■ **Given problem**
Within the records below, find each line that holds the string "Seneca", then copy it.

Rows from a dataset:
## START

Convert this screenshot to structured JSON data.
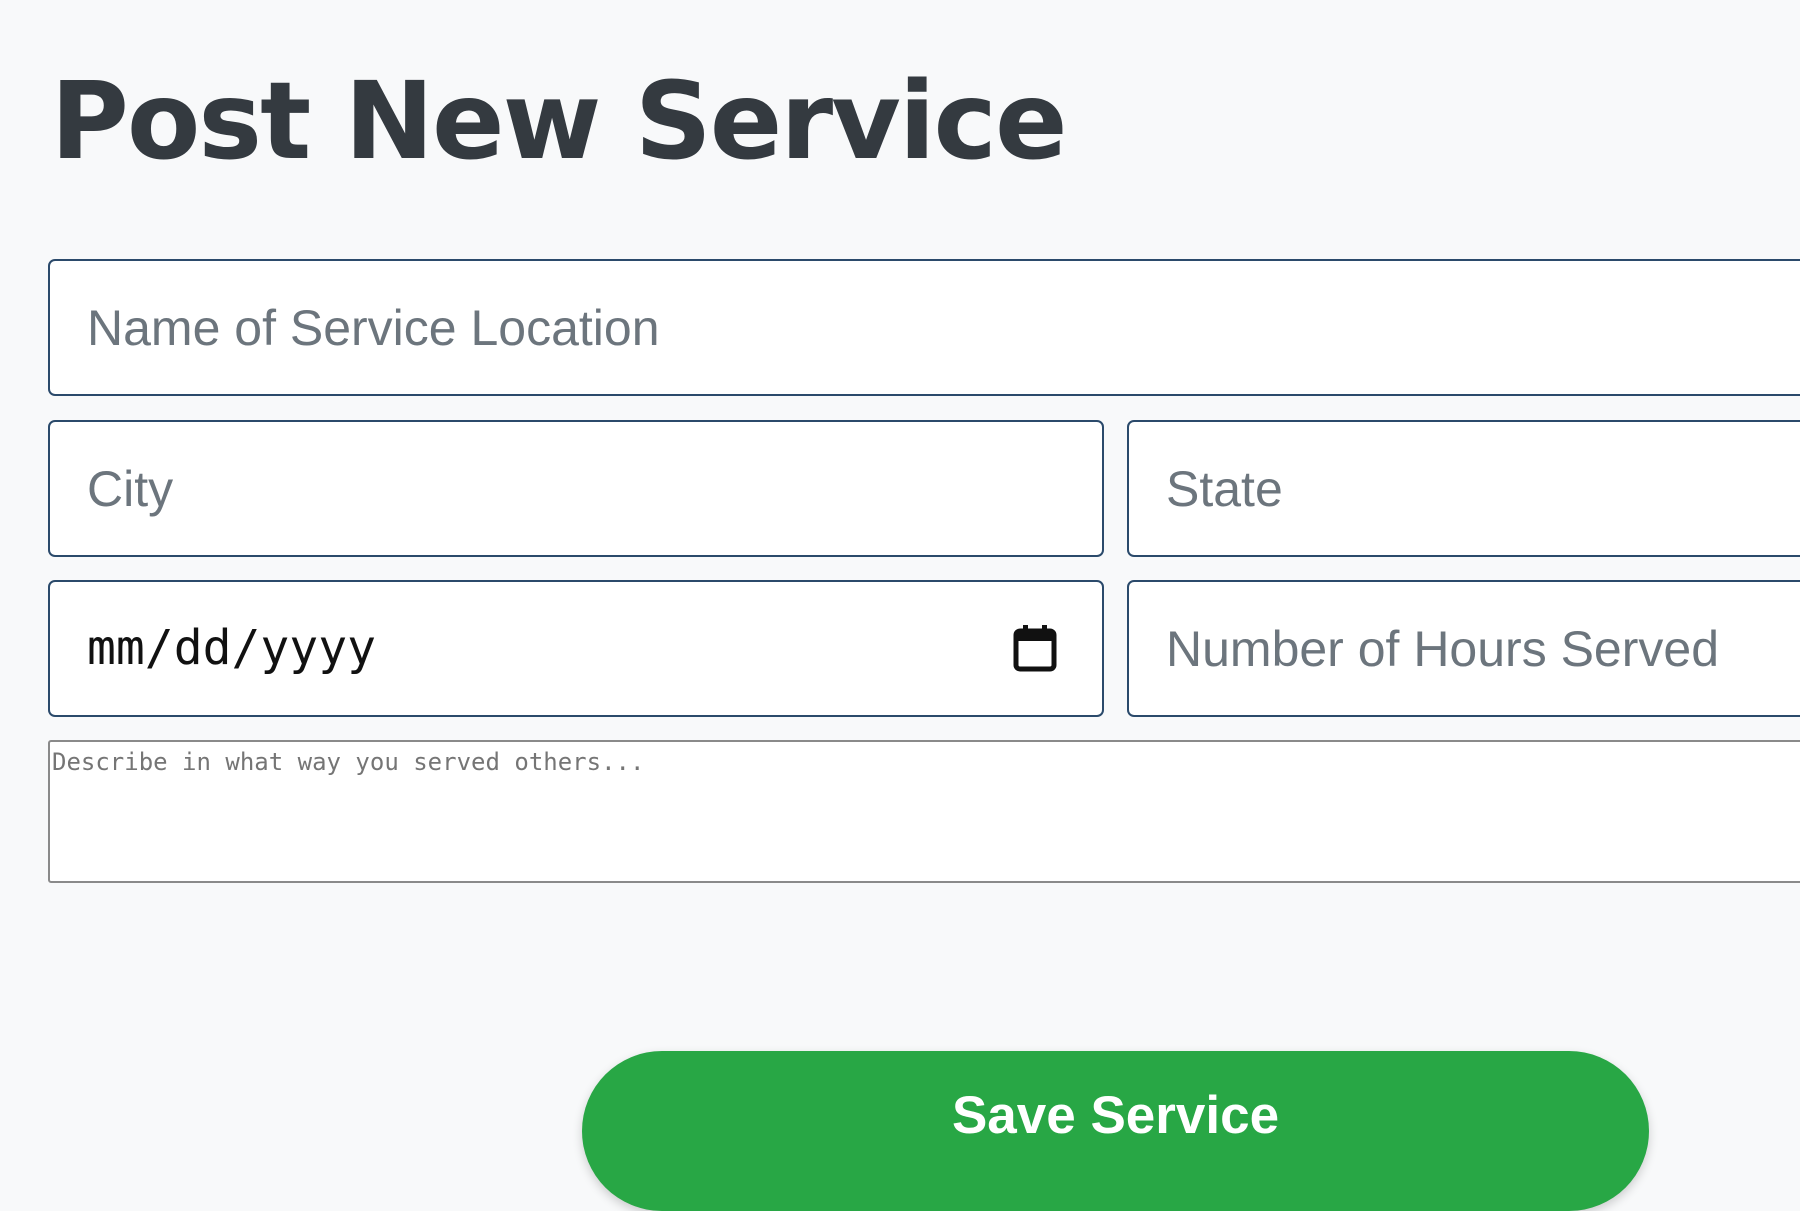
{
  "form": {
    "title": "Post New Service",
    "location_placeholder": "Name of Service Location",
    "city_placeholder": "City",
    "state_placeholder": "State",
    "date_placeholder": "mm/dd/yyyy",
    "hours_placeholder": "Number of Hours Served",
    "description_placeholder": "Describe in what way you served others...",
    "save_label": "Save Service"
  },
  "icons": {
    "date_picker": "calendar-icon"
  },
  "colors": {
    "background": "#f8f9fa",
    "title": "#343a40",
    "input_border": "#2b4a6b",
    "placeholder": "#6c757d",
    "save_button": "#28a745",
    "save_button_text": "#ffffff"
  }
}
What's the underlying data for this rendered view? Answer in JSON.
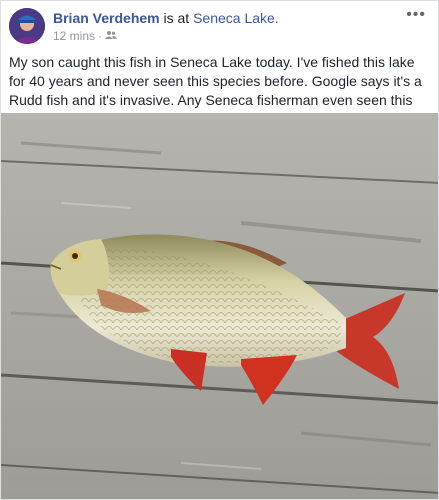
{
  "post": {
    "author": "Brian Verdehem",
    "connector": " is at ",
    "location": "Seneca Lake.",
    "timestamp": "12 mins",
    "separator": "·",
    "audience_icon": "friends-icon",
    "more_icon": "more-options-icon",
    "more_glyph": "•••",
    "body": "My son caught this fish in Seneca Lake today. I've fished this lake for 40 years and never seen this species before. Google says it's a Rudd fish and it's invasive. Any Seneca fisherman even seen this before?"
  },
  "colors": {
    "link": "#385898",
    "text": "#1d2129",
    "meta": "#90949c",
    "fin_red": "#d9301f"
  }
}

## END

■ **Solution to this task**
    "location": "Seneca Lake.",
    "body": "My son caught this fish in Seneca Lake today. I've fished this lake for 40 years and never seen this species before. Google says it's a Rudd fish and it's invasive. Any Seneca fisherman even seen this before?"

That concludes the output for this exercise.